Show every line containing "color" by copying it.

•••

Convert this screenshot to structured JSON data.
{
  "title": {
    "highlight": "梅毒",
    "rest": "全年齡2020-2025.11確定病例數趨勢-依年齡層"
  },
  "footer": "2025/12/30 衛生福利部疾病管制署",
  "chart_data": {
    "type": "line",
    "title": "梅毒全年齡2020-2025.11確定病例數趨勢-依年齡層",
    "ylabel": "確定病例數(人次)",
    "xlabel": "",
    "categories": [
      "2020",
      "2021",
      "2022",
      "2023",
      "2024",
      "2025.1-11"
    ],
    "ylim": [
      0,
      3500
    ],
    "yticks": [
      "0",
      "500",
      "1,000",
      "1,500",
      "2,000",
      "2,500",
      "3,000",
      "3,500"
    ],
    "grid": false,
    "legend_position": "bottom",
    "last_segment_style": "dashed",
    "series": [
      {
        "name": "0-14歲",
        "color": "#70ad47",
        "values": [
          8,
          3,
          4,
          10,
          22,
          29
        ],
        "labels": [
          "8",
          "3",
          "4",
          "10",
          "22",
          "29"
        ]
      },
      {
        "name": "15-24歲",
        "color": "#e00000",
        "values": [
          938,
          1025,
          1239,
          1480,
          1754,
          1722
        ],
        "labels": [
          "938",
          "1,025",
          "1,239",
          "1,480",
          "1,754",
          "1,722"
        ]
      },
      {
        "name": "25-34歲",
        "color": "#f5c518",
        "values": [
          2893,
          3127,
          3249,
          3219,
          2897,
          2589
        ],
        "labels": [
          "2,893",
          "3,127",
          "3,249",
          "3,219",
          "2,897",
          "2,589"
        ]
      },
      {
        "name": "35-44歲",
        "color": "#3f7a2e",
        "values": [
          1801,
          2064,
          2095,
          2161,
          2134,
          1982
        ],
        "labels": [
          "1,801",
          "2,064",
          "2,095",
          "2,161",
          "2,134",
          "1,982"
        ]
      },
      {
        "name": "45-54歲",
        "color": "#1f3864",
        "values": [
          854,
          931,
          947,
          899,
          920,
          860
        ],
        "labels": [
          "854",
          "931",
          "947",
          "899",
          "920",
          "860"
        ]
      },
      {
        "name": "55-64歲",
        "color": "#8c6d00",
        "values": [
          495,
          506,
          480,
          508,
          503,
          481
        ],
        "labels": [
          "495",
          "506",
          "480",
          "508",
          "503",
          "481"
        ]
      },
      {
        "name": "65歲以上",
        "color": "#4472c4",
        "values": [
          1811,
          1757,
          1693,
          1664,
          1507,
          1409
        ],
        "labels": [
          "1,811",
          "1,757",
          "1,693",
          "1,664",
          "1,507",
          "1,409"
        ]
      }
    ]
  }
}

•••

--- RESULT OF THE TASK ---
        "color": "#70ad47",
        "color": "#e00000",
        "color": "#f5c518",
        "color": "#3f7a2e",
        "color": "#1f3864",
        "color": "#8c6d00",
        "color": "#4472c4",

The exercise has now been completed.